--- What to work on ---
Below are some entries. Copy each line that holds the string "only".

Items listed in a dataset
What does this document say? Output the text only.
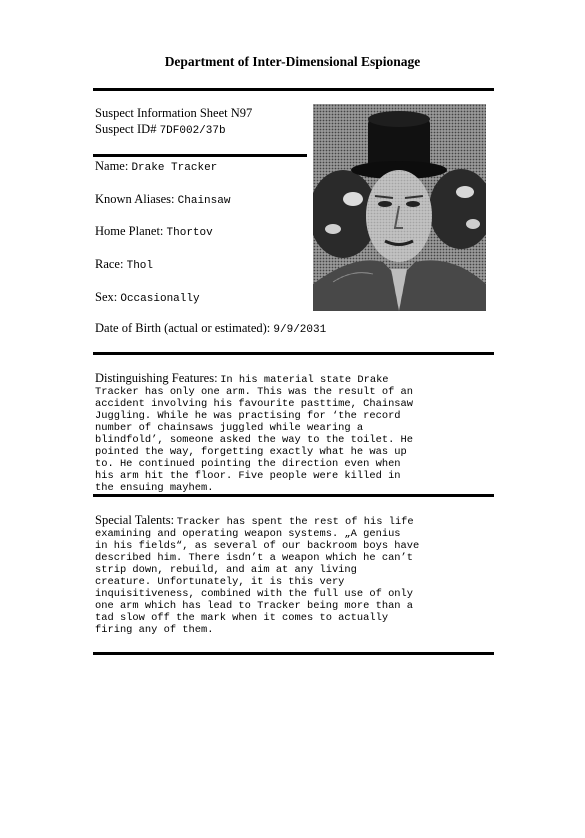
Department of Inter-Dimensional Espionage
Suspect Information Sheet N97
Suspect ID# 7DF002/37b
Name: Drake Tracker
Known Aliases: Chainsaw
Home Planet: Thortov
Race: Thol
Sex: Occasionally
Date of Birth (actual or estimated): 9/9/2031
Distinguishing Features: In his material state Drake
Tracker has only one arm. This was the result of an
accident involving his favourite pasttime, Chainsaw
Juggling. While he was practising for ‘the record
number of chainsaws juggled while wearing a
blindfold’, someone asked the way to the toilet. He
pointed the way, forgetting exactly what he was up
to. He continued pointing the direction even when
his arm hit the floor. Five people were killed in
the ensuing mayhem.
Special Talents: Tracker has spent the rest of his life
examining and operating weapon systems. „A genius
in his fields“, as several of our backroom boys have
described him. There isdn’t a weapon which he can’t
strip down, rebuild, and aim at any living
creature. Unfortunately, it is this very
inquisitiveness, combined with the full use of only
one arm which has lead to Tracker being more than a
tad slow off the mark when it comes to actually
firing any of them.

--- Written response ---
What does this document say? Output the text only.
Tracker has only one arm. This was the result of an
inquisitiveness, combined with the full use of only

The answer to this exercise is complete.